======== TASK MATERIAL

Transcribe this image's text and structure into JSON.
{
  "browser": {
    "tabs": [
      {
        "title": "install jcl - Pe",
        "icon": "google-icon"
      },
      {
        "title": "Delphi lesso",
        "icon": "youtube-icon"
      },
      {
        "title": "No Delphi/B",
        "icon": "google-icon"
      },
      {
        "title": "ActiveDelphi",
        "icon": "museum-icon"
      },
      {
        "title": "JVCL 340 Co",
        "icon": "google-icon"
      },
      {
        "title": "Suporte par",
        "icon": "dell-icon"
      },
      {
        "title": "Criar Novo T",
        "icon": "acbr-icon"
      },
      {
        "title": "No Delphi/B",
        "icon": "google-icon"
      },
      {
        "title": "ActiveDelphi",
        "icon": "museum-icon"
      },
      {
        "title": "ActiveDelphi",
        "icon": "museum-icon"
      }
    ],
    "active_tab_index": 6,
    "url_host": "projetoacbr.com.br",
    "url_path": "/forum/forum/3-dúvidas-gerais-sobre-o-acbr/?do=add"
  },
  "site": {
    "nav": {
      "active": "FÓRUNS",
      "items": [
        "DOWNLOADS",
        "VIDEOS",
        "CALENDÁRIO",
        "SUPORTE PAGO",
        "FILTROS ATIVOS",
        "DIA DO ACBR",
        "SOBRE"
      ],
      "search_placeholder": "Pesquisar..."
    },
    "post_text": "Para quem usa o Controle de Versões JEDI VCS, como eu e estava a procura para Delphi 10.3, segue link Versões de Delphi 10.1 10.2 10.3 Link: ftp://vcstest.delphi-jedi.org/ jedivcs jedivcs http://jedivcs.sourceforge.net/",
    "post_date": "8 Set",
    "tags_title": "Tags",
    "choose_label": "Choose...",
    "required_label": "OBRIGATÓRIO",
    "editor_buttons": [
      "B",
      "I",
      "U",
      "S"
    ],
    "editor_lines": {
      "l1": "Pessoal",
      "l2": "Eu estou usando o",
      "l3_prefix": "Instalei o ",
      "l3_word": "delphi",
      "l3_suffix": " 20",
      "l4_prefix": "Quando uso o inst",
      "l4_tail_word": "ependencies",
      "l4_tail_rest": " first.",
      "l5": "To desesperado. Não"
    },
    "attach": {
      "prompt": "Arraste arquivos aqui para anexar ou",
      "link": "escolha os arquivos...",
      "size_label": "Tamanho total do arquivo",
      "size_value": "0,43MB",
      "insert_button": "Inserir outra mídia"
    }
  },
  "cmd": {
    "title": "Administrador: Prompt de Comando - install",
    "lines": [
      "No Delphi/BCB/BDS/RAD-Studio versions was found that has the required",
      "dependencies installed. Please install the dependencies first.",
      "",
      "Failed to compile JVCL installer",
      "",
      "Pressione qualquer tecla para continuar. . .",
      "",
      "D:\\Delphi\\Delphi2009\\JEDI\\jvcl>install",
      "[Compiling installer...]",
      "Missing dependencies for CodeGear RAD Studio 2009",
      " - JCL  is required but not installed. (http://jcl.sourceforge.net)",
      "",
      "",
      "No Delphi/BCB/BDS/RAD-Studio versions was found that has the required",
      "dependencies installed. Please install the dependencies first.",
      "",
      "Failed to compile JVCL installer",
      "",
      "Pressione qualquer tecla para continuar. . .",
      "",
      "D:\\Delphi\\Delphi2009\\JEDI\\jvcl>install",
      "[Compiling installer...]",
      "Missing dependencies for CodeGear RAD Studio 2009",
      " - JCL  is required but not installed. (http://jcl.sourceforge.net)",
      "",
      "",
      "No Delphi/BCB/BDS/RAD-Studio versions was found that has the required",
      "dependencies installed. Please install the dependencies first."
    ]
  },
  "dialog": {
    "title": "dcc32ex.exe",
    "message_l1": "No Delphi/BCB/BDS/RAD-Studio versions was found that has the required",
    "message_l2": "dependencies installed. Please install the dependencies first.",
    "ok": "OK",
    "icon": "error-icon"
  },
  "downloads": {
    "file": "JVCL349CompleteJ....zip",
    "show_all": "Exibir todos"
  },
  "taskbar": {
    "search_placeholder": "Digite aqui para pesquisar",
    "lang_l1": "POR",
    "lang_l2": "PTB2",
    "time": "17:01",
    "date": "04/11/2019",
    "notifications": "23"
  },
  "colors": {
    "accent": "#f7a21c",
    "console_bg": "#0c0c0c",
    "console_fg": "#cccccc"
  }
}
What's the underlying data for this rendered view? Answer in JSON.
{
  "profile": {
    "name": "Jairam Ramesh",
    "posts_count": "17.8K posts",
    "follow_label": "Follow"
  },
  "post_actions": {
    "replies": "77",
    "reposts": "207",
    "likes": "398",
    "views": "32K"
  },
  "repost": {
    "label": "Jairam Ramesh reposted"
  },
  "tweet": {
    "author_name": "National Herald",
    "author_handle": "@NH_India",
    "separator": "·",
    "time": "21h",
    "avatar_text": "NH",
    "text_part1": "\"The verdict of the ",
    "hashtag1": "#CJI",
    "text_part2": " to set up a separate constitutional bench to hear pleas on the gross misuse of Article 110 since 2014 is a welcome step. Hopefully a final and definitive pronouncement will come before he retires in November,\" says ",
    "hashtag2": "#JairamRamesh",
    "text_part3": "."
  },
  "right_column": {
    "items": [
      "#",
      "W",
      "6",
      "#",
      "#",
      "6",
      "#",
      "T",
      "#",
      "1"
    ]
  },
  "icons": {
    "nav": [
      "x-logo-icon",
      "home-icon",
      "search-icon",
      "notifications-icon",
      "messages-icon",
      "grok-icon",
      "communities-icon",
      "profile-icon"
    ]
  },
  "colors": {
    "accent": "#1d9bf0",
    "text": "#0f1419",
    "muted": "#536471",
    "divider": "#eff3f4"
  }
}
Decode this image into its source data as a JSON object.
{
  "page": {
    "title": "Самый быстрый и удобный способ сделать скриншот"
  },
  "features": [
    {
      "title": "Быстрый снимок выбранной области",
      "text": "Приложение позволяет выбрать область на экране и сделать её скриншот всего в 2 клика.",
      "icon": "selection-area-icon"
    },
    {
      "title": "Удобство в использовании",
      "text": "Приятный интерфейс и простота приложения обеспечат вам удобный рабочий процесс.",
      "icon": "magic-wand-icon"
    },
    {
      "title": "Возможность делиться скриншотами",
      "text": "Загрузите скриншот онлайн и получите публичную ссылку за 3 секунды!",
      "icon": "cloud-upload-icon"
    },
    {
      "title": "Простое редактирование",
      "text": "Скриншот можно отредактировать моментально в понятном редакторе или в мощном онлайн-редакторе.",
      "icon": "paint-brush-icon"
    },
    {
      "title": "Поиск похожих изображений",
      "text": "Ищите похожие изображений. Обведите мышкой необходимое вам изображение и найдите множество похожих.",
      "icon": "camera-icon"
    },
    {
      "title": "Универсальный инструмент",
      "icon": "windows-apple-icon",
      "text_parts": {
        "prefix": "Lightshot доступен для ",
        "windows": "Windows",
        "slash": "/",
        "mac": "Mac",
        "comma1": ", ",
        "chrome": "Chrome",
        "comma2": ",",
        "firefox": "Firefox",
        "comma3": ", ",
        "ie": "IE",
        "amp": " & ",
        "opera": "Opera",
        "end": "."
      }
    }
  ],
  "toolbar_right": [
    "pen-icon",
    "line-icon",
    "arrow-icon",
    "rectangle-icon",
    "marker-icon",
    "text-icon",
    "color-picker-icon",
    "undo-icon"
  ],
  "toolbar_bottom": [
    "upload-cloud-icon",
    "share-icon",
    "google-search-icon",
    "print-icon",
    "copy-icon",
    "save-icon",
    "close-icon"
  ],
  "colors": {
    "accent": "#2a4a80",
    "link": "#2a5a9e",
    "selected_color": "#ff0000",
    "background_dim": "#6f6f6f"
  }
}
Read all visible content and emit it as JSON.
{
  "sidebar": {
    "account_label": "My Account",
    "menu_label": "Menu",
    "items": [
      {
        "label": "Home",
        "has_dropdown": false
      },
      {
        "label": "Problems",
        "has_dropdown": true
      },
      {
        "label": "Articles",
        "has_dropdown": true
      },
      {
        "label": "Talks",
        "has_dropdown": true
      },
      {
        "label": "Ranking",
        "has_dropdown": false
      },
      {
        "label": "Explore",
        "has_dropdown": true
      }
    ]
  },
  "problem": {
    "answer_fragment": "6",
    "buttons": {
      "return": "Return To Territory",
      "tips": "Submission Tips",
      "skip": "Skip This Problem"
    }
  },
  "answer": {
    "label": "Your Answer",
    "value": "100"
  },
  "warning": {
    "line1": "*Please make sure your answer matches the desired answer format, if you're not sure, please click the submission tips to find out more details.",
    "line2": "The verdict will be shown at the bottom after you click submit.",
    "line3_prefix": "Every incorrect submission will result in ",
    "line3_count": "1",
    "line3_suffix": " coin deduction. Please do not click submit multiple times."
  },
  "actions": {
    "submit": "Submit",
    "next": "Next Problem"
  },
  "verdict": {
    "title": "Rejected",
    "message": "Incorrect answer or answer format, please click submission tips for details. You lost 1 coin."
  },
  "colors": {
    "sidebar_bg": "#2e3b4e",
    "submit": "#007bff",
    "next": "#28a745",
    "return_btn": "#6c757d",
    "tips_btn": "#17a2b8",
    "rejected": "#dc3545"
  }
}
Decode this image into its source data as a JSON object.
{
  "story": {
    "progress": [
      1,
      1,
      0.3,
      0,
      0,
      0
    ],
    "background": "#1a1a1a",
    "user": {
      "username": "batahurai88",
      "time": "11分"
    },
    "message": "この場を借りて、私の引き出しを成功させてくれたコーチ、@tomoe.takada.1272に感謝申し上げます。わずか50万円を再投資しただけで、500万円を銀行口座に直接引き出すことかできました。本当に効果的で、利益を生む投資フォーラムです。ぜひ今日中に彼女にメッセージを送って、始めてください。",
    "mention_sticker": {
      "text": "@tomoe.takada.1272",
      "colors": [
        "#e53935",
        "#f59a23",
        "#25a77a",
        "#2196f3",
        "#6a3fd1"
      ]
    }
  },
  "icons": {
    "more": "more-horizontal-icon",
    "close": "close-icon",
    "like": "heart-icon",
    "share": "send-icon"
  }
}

================

* **WHAT TO DO**:
Going through the data, tally the lines containing "accent" and report only the result.

* **RESULT**:
3